_WHAT IS EXPECTED_: Using the Treaty of Königsberg passage, up to which river did Vytautas grant Samogitia to the Teutonic Knights?

_SOURCE EXTRACT_:
The Treaty of Königsberg was signed in Königsberg (Królewiec) on 30 January 1384, during the Lithuanian Civil War (1381–1384) between Vytautas the Great and representatives of the Teutonic Knights. Vytautas waged a civil against his cousin Jogaila, Grand Duke of Lithuania and future King of Poland, and allied himself with the Teutonic Knights. In order to secure Teutonic support in the civil war, Vytautas signed the treaty and granted Samogitia up to the Nevėžis River and Kaunas to the Knights. In 1382 Jogaila promised the Knights Samogitia only up to the Dubysa River, but never ratified the Treaty of Dubysa. Samogitia was important for the Knights as this territory physically separated them from uniting with the Livonian order in the north. Vytautas also promised to become Order's vassal. In February several Samogitian regions acknowledged their support to Vytautas and the Knights.

_DATA RECORDS_:

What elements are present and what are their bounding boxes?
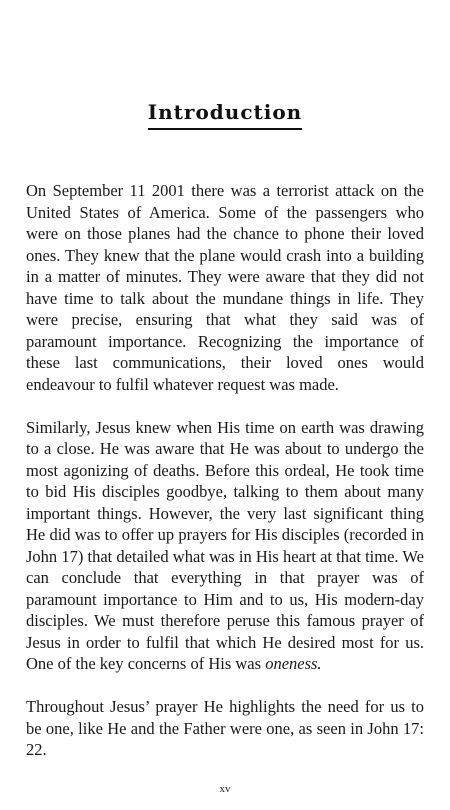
chapter-title: Introduction [148, 100, 302, 130]
page-number: xv [219, 783, 231, 795]
paragraph-1: On September 11 2001 there was a terrorist attack on the United States of America. Some of the passengers who were on those planes had the chance to phone their loved ones. They knew that the plane would crash into a building in a matter of minutes. They were aware that they did not have time to talk about the mundane things in life. They were precise, ensuring that what they said was of paramount importance. Recognizing the importance of these last communications, their loved ones would endeavour to fulfil whatever request was made. [26, 181, 424, 394]
paragraph-2 [26, 417, 424, 675]
paragraph-3: Throughout Jesus’ prayer He highlights the need for us to be one, like He and the Father were one, as seen in John 17: 22. [26, 697, 424, 759]
emphasis-oneness: oneness. [265, 654, 322, 673]
paragraph-2-text: Similarly, Jesus knew when His time on earth was drawing to a close. He was aware that He was about to undergo the most agonizing of deaths. Before this ordeal, He took time to bid His disciples goodbye, talking to them about many important things. However, the very last significant thing He did was to offer up prayers for His disciples (recorded in John 17) that detailed what was in His heart at that time. We can conclude that everything in that prayer was of paramount importance to Him and to us, His modern-day disciples. We must therefore peruse this famous prayer of Jesus in order to fulfil that which He desired most for us. One of the key concerns of His was [26, 417, 424, 673]
chapter-body [26, 180, 424, 782]
chapter-heading [0, 100, 450, 130]
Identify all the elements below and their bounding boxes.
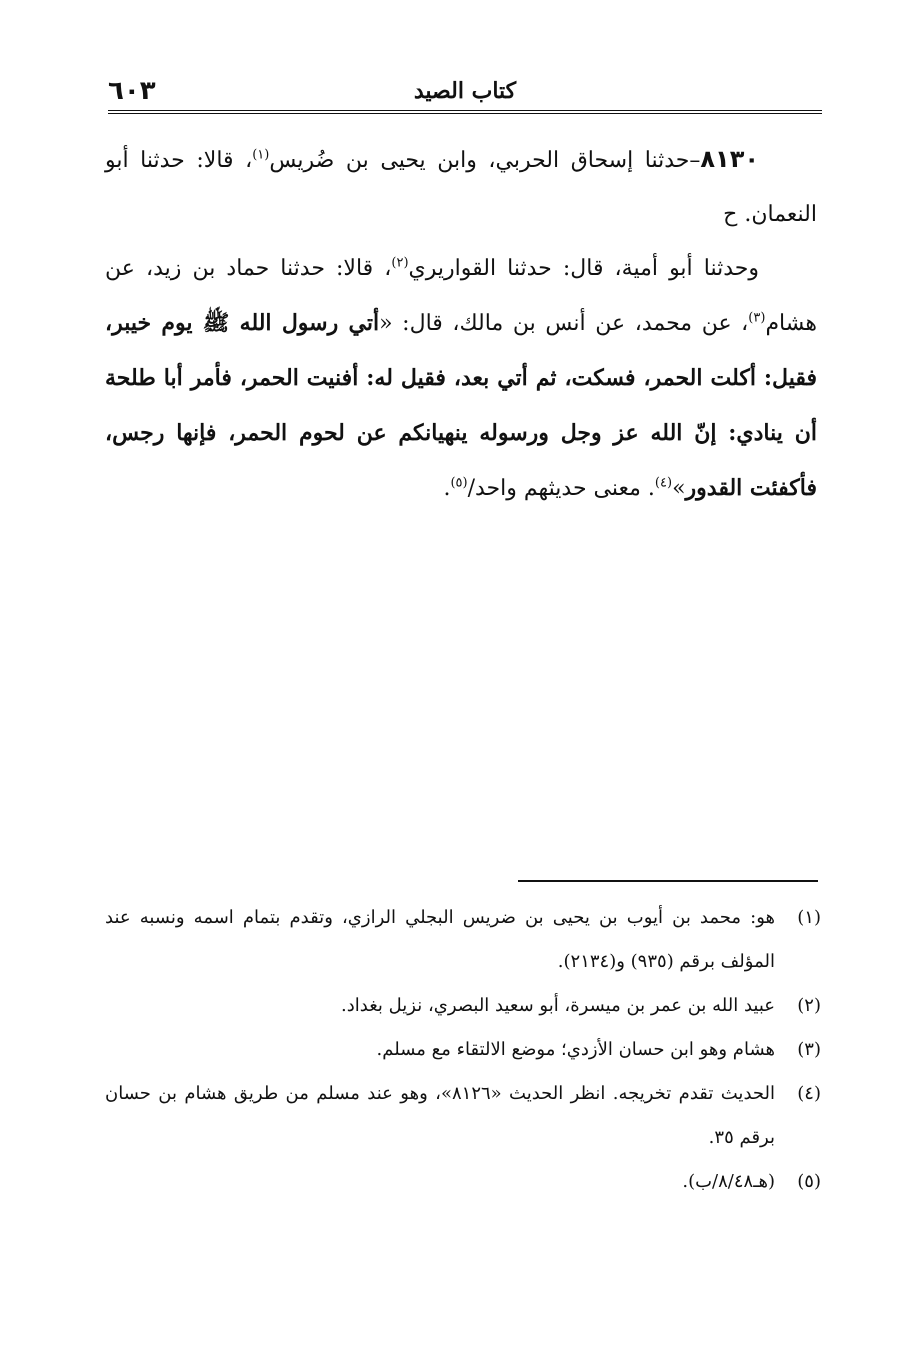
footnote-text: عبيد الله بن عمر بن ميسرة، أبو سعيد البصري، نزيل بغداد. xyxy=(341,995,775,1016)
footnote-item xyxy=(105,1160,821,1204)
text-segment: . معنى حديثهم واحد/ xyxy=(467,476,655,501)
hadith-paragraph-1 xyxy=(105,132,817,242)
footnote-separator xyxy=(518,880,818,882)
hadith-number: ٨١٣٠ xyxy=(700,145,759,173)
footnote-item xyxy=(105,1028,821,1072)
footnote-item xyxy=(105,1072,821,1160)
footnote-ref-1[interactable]: (١) xyxy=(252,147,270,163)
main-text xyxy=(105,132,817,516)
footnote-ref-2[interactable]: (٢) xyxy=(391,255,409,271)
footnote-ref-5[interactable]: (٥) xyxy=(450,475,468,491)
footnote-item xyxy=(105,896,821,984)
footnote-ref-4[interactable]: (٤) xyxy=(654,475,673,491)
text-segment: –حدثنا إسحاق الحربي، وابن يحيى بن ضُريس xyxy=(269,148,701,173)
footnote-text: هشام وهو ابن حسان الأزدي؛ موضع الالتقاء مع مسلم. xyxy=(376,1039,775,1060)
text-segment: » xyxy=(672,476,686,501)
hadith-matn: أتي رسول الله ﷺ يوم خيبر، فقيل: أكلت الحمر، فسكت، ثم أتي بعد، فقيل له: أفنيت الحمر، فأمر أبا طلحة أن ينادي: إنّ الله عز وجل ورسوله ينهيانكم عن لحوم الحمر، فإنها رجس، فأكفئت القدور xyxy=(105,310,817,501)
text-segment: . xyxy=(443,476,451,501)
footnote-label: (١) xyxy=(797,907,821,928)
footnote-ref-3[interactable]: (٣) xyxy=(748,310,766,326)
text-segment: ، قالا: حدثنا أبو النعمان. ح xyxy=(105,148,817,227)
footnote-label: (٣) xyxy=(797,1039,821,1060)
footnote-text: (هـ٨/٤٨/ب). xyxy=(682,1171,775,1192)
footnote-label: (٢) xyxy=(797,995,821,1016)
footnote-text: الحديث تقدم تخريجه. انظر الحديث «٨١٢٦»، وهو عند مسلم من طريق هشام بن حسان برقم ٣٥. xyxy=(105,1083,775,1148)
footnote-text: هو: محمد بن أيوب بن يحيى بن ضريس البجلي الرازي، وتقدم بتمام اسمه ونسبه عند المؤلف برقم (٩٣٥) و(٢١٣٤). xyxy=(105,907,775,972)
footnote-label: (٤) xyxy=(797,1083,821,1104)
hadith-paragraph-2 xyxy=(105,242,817,516)
text-segment: ، قالا: حدثنا حماد بن زيد، عن هشام xyxy=(105,256,817,336)
page-header xyxy=(108,70,822,114)
text-segment: وحدثنا أبو أمية، قال: حدثنا القواريري xyxy=(408,256,759,281)
text-segment: ، عن محمد، عن أنس بن مالك، قال: « xyxy=(379,311,749,336)
footnote-label: (٥) xyxy=(797,1171,821,1192)
footnote-item xyxy=(105,984,821,1028)
footnotes xyxy=(105,896,821,1204)
page-number: ٦٠٣ xyxy=(108,76,156,106)
chapter-title: كتاب الصيد xyxy=(413,78,517,104)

_PROBLEM SOLUTION_: The Nevėžis River